Short exercise> Search the data for the word "Output". Reproduce every line where it is found.

## begin Items

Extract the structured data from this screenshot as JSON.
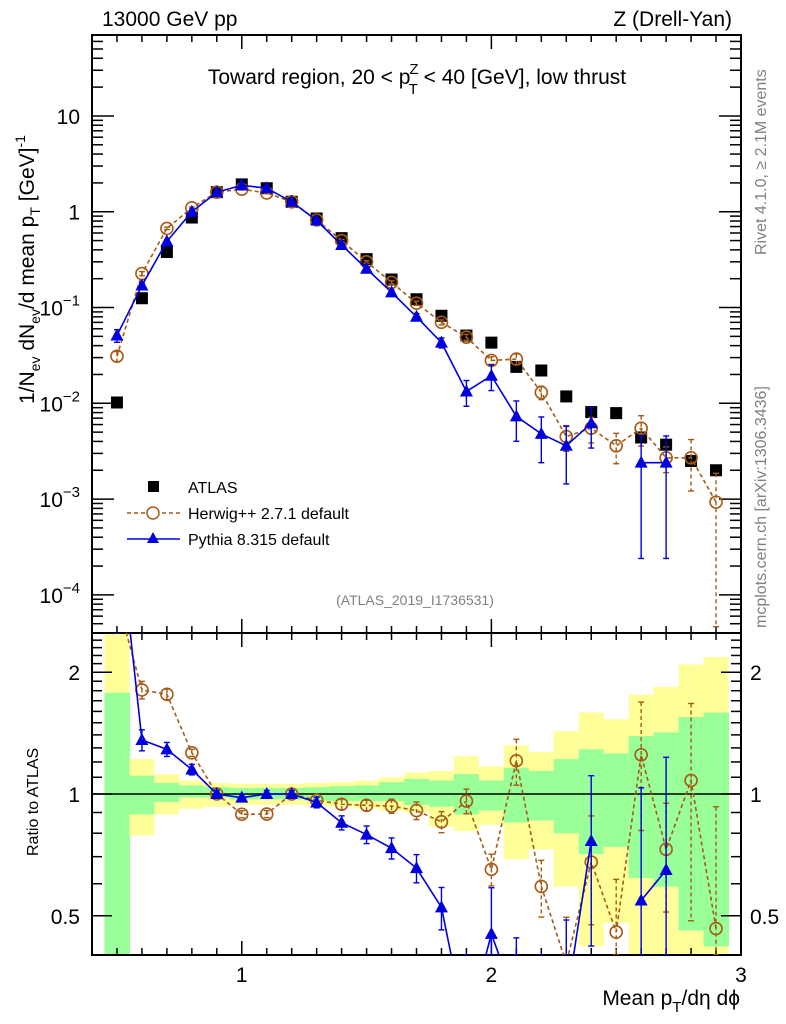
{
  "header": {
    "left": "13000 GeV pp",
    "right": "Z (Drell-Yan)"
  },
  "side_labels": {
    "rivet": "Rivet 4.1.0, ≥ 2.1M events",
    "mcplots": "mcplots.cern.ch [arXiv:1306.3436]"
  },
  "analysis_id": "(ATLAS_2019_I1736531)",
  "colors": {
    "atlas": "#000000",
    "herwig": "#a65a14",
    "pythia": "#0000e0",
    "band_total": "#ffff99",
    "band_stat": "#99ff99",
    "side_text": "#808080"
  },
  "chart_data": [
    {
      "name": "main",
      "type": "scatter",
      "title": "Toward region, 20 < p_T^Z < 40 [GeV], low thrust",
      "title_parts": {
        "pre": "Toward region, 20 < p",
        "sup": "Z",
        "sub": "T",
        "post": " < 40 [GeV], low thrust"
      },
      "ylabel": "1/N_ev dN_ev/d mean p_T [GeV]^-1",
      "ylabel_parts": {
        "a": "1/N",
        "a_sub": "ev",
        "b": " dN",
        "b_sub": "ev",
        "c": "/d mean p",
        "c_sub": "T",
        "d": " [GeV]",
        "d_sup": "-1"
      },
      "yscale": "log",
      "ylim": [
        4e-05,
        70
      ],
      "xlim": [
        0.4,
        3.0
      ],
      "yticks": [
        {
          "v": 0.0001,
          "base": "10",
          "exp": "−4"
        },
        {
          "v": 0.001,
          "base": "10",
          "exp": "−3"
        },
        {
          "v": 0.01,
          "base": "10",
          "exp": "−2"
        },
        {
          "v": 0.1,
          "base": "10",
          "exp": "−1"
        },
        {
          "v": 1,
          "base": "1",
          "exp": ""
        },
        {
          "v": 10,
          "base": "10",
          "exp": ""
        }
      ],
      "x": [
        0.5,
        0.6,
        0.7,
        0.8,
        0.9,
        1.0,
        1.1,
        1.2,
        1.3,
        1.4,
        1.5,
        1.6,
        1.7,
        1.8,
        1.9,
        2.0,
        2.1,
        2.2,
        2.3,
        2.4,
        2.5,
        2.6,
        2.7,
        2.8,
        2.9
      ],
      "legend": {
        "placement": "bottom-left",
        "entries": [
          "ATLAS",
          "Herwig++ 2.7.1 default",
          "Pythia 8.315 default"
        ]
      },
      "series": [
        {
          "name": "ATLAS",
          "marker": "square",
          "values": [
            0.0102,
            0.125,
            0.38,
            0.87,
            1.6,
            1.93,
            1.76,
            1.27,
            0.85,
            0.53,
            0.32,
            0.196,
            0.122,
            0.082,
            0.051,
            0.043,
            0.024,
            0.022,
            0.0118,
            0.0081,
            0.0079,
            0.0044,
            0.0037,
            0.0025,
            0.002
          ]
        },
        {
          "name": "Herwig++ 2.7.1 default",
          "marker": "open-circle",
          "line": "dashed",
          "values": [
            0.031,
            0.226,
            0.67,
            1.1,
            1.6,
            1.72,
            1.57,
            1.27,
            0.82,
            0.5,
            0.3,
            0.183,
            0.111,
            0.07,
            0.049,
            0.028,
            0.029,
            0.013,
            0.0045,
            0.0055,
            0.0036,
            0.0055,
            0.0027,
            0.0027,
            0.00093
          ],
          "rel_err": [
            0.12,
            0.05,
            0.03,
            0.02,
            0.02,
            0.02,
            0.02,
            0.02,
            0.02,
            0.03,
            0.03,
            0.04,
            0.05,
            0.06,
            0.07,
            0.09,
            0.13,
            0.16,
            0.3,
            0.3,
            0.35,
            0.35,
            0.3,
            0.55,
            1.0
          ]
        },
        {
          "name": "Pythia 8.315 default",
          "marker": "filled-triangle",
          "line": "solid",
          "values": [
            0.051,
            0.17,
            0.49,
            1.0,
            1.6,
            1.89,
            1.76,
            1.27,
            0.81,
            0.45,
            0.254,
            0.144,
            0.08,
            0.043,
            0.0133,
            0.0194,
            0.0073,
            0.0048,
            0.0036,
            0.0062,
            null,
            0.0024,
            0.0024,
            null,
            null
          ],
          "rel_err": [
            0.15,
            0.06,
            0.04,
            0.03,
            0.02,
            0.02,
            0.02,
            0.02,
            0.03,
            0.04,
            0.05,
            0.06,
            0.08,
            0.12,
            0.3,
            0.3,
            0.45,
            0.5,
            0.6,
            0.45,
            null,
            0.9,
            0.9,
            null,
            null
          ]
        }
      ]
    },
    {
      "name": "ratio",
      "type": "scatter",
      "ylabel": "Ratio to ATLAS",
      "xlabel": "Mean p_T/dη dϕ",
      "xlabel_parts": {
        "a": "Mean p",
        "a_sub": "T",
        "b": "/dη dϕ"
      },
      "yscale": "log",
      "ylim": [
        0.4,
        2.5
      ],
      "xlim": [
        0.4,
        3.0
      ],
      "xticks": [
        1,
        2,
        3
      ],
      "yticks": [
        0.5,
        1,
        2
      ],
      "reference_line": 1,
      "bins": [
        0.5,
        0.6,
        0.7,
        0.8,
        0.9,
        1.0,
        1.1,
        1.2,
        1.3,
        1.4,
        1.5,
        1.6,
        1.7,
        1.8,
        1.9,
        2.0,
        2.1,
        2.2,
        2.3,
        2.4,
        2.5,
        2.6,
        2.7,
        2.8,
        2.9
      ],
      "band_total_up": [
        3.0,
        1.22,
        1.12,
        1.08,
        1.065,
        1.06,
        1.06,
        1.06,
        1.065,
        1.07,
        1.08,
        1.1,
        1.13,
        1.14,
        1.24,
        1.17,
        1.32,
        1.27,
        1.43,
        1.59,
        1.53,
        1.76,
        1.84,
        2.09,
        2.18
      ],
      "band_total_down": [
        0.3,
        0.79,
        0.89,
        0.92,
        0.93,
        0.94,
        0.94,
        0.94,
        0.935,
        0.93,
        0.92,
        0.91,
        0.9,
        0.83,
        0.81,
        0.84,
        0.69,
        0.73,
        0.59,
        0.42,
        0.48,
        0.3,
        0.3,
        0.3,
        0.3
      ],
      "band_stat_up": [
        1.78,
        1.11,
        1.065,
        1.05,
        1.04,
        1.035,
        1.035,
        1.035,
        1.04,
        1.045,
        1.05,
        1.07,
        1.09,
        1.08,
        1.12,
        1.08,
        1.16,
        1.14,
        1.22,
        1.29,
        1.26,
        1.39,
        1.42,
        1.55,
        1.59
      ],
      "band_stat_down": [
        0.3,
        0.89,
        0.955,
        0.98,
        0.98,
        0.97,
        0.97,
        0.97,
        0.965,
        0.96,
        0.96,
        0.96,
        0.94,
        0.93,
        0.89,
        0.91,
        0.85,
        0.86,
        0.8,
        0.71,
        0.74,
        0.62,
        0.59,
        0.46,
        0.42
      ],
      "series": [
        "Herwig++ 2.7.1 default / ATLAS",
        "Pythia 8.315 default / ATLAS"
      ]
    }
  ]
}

## end Items
## begin Items

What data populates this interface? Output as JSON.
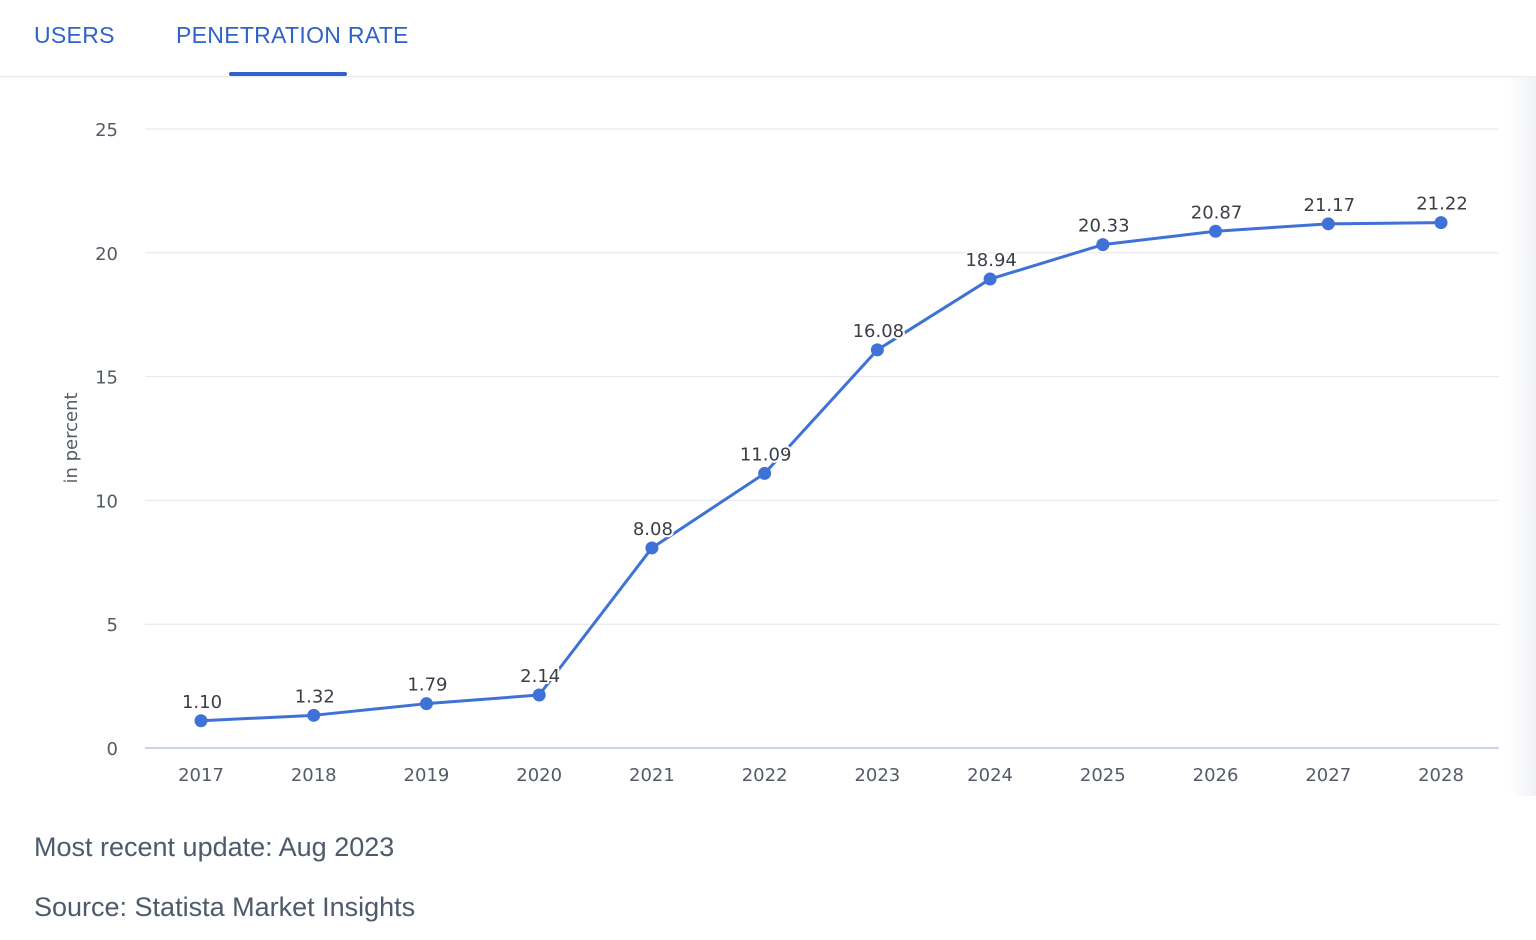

## end Items
## begin Items

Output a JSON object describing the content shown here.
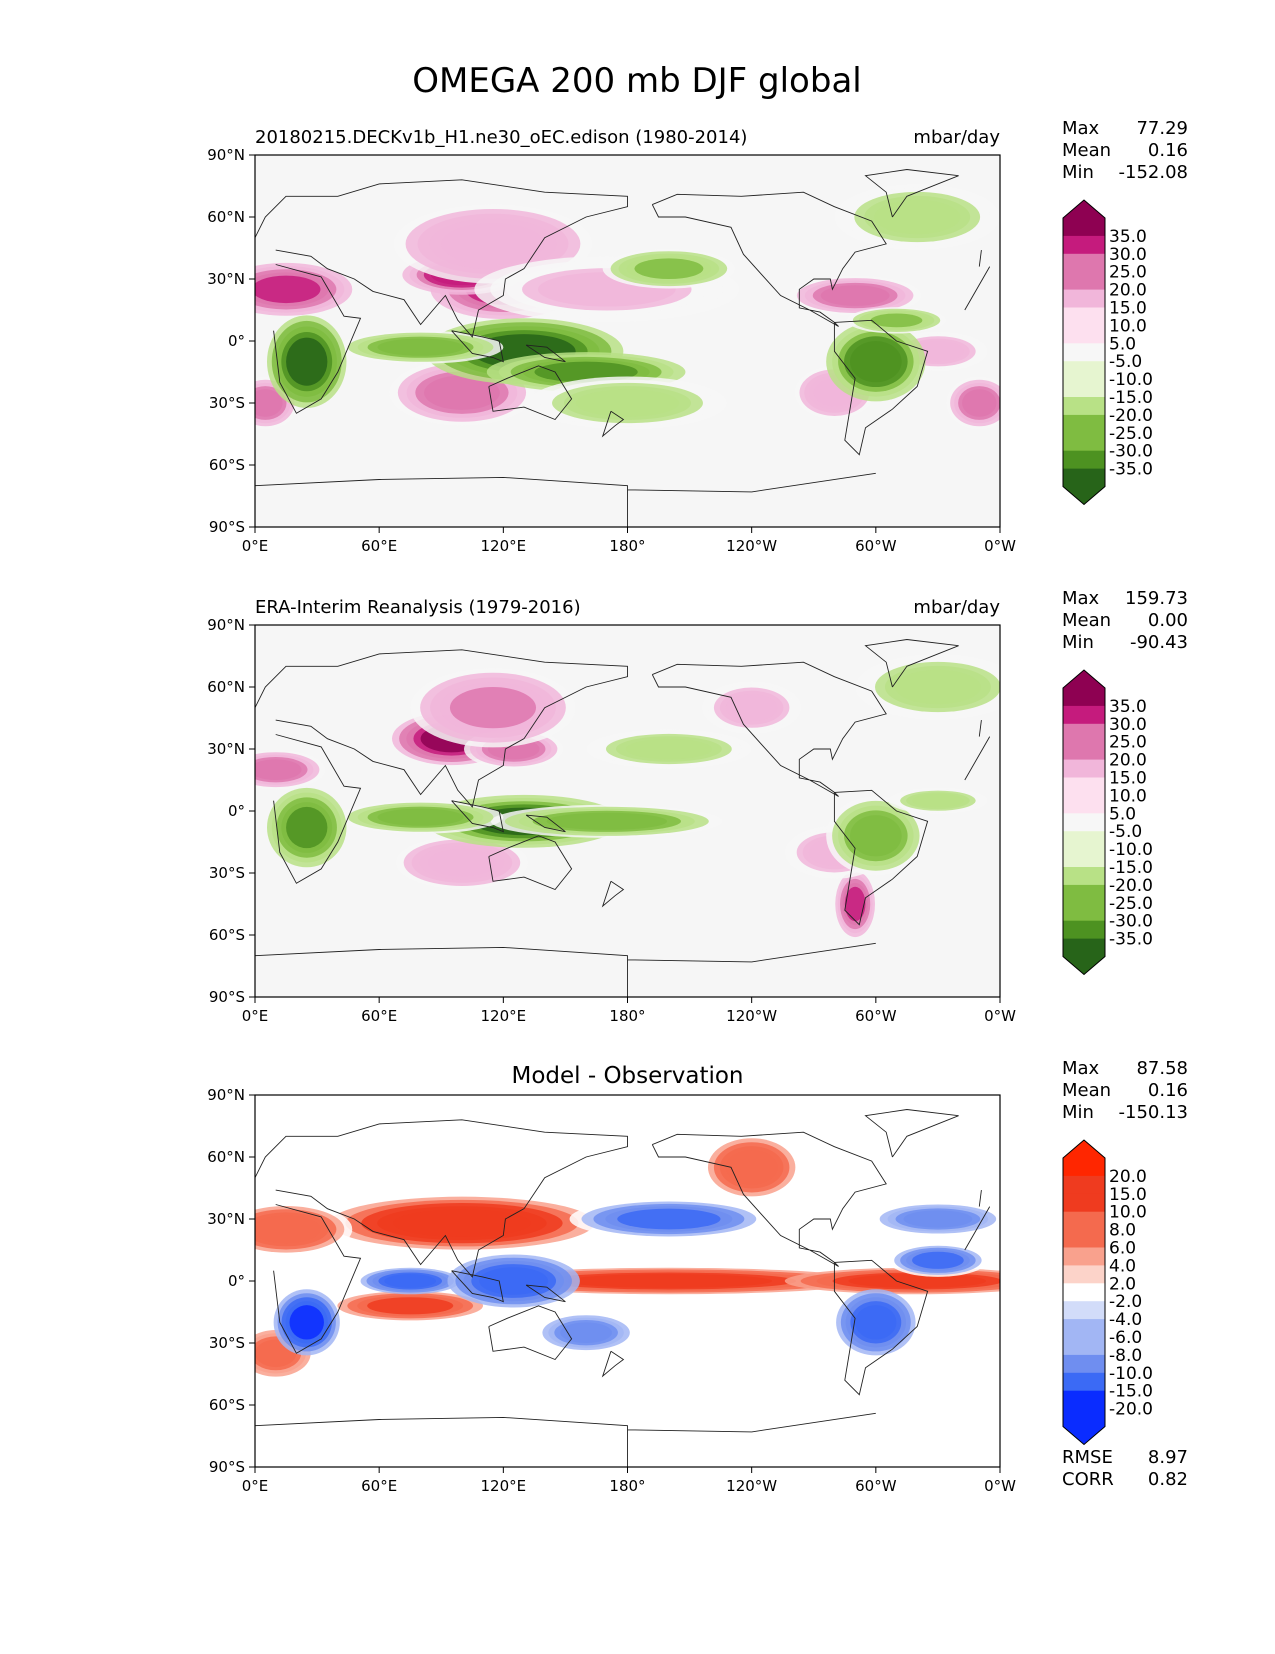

## end Items

Solution>
What data populates this interface? Output as JSON.
Output a JSON object describing the content shown here.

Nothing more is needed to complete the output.